Saved data entries:
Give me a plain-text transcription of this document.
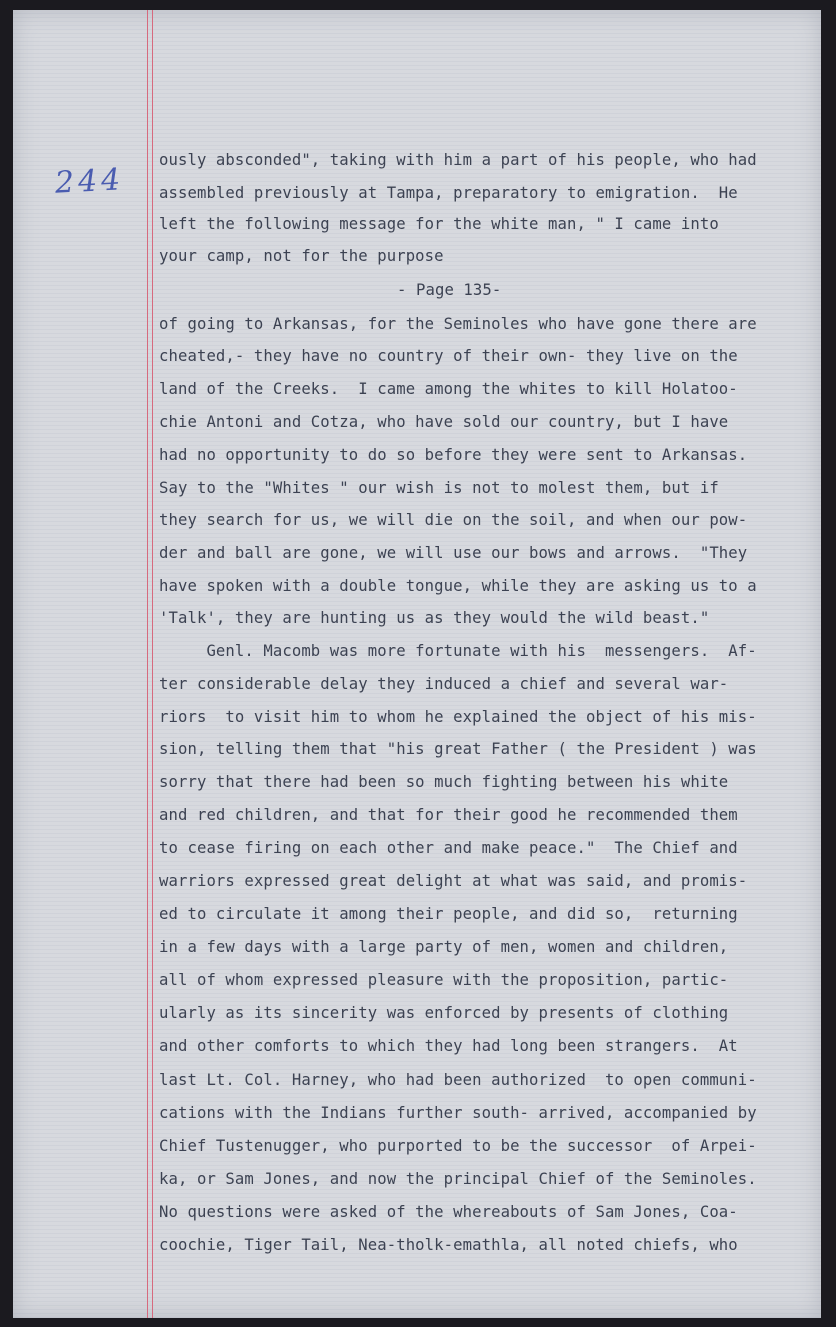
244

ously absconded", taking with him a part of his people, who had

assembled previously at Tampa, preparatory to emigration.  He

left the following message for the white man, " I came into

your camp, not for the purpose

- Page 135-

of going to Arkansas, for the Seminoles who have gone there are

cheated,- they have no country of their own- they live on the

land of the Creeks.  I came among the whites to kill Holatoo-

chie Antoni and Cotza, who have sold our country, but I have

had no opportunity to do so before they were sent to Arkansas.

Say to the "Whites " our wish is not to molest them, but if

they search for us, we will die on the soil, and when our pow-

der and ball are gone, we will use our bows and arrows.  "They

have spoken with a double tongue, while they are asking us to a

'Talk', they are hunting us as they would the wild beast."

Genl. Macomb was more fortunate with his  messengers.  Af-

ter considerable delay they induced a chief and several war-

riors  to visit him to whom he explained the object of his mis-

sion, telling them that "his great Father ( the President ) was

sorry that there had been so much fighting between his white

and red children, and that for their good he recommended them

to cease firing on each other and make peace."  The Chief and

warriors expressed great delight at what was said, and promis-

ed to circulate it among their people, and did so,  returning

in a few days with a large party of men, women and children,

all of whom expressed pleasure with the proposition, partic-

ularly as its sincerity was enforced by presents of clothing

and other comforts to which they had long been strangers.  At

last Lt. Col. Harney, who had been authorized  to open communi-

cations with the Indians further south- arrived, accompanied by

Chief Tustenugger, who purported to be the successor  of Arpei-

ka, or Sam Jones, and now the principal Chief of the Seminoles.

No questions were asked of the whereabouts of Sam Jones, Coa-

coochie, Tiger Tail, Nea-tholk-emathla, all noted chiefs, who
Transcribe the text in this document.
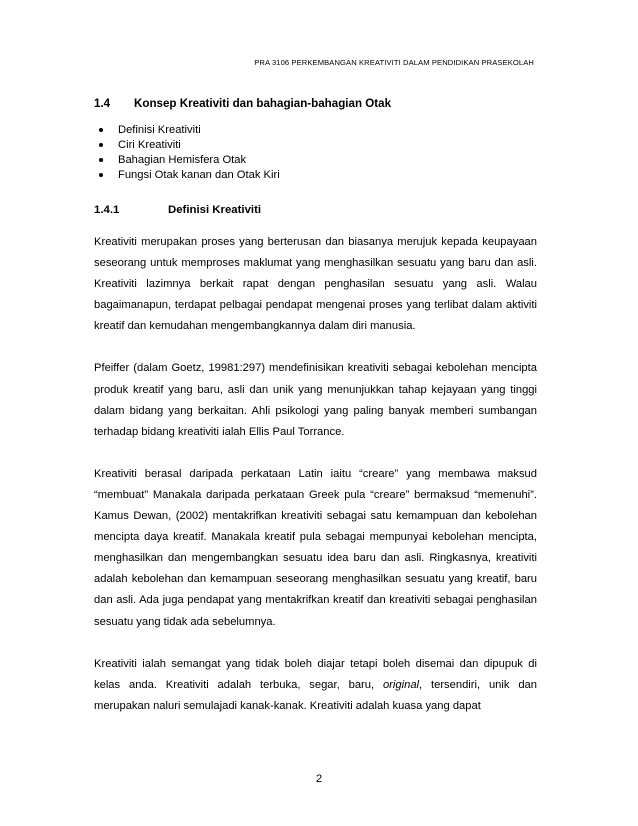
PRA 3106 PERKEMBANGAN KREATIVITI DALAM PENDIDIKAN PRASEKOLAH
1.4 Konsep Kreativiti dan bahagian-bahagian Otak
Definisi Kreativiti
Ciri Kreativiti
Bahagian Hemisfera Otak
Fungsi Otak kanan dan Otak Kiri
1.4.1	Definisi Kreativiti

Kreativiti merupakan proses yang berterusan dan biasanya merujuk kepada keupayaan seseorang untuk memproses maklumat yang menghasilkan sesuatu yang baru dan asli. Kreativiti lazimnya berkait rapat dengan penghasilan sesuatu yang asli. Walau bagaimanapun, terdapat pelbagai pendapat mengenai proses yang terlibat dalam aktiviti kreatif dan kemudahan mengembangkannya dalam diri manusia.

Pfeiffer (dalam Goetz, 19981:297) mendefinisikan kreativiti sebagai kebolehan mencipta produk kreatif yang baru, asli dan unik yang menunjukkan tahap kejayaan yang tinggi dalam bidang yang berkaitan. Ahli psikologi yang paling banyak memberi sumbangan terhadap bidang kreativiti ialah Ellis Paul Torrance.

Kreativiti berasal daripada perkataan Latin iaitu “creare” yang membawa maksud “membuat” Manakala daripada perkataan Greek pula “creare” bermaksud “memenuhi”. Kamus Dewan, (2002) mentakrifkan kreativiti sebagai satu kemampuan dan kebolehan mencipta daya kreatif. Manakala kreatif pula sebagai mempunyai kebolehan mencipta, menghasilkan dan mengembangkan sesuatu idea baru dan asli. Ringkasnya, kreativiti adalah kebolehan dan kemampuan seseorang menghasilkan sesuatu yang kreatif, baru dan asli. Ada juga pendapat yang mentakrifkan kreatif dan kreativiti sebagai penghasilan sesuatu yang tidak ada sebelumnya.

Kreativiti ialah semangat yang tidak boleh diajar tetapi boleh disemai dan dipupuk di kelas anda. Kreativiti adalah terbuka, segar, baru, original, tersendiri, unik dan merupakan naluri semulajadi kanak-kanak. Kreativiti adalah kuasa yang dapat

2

--

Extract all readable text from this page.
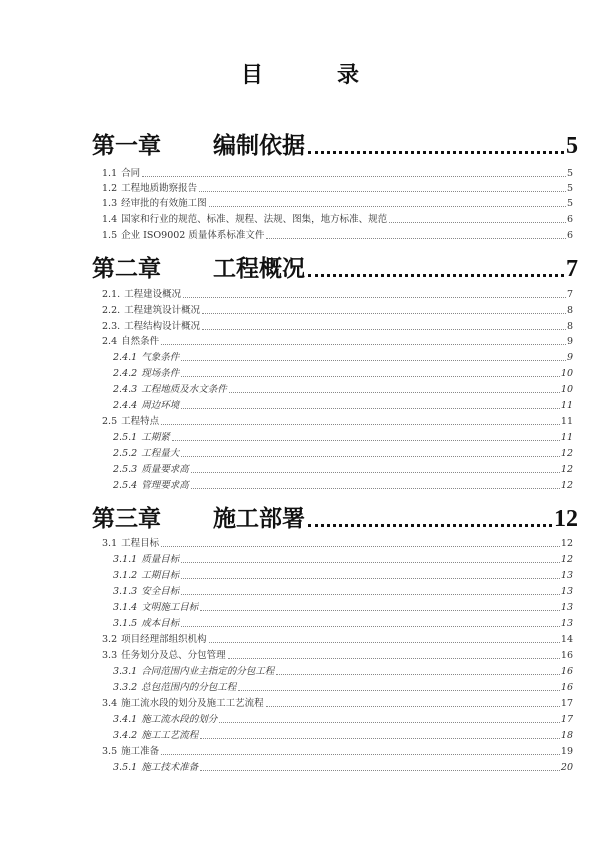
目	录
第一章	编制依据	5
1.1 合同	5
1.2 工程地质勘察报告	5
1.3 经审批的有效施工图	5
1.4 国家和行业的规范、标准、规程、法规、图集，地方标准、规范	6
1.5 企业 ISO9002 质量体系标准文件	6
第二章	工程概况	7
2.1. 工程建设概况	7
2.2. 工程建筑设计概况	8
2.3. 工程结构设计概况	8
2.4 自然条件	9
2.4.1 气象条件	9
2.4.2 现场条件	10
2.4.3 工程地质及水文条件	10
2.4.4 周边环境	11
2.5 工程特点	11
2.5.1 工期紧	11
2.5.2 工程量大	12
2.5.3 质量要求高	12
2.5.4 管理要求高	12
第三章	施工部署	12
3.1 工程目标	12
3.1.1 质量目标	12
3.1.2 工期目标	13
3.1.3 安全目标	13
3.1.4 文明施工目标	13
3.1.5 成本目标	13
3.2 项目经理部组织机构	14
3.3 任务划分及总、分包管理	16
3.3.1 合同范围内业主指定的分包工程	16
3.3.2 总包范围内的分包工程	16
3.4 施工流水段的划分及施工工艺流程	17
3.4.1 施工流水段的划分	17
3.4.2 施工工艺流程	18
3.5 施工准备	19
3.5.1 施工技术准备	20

◆ **PROMPT**: Locate each line with the word "been" and copy it.

◆ **ANSWER BELOW**:
sorry that there had been so much fighting between his white
and other comforts to which they had long been strangers.  At
last Lt. Col. Harney, who had been authorized  to open communi-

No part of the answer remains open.